Exercise goal - Quote all of the entries word for word.

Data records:
···
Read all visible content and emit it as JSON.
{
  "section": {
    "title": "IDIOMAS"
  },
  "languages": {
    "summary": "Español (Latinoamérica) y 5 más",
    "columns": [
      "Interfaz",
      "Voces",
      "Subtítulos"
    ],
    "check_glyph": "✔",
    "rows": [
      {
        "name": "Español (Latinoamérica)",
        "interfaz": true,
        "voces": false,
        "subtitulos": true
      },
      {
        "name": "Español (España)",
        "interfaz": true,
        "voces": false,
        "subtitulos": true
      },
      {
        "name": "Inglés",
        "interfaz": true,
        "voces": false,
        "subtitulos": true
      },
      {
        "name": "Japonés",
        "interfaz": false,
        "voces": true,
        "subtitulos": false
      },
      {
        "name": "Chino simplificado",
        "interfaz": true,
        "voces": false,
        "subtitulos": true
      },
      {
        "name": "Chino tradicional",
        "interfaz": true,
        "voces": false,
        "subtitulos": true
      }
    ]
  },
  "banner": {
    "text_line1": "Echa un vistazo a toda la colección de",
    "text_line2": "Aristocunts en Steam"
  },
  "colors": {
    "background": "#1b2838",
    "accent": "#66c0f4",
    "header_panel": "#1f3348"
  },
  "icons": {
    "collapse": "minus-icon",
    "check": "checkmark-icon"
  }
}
···
Output of the task -
Read all visible content and emit it as JSON.
{
  "section": {
    "title": "IDIOMAS"
  },
  "languages": {
    "summary": "Español (Latinoamérica) y 5 más",
    "columns": [
      "Interfaz",
      "Voces",
      "Subtítulos"
    ],
    "check_glyph": "✔",
    "rows": [
      {
        "name": "Español (Latinoamérica)",
        "interfaz": true,
        "voces": false,
        "subtitulos": true
      },
      {
        "name": "Español (España)",
        "interfaz": true,
        "voces": false,
        "subtitulos": true
      },
      {
        "name": "Inglés",
        "interfaz": true,
        "voces": false,
        "subtitulos": true
      },
      {
        "name": "Japonés",
        "interfaz": false,
        "voces": true,
        "subtitulos": false
      },
      {
        "name": "Chino simplificado",
        "interfaz": true,
        "voces": false,
        "subtitulos": true
      },
      {
        "name": "Chino tradicional",
        "interfaz": true,
        "voces": false,
        "subtitulos": true
      }
    ]
  },
  "banner": {
    "text_line1": "Echa un vistazo a toda la colección de",
    "text_line2": "Aristocunts en Steam"
  },
  "colors": {
    "background": "#1b2838",
    "accent": "#66c0f4",
    "header_panel": "#1f3348"
  },
  "icons": {
    "collapse": "minus-icon",
    "check": "checkmark-icon"
  }
}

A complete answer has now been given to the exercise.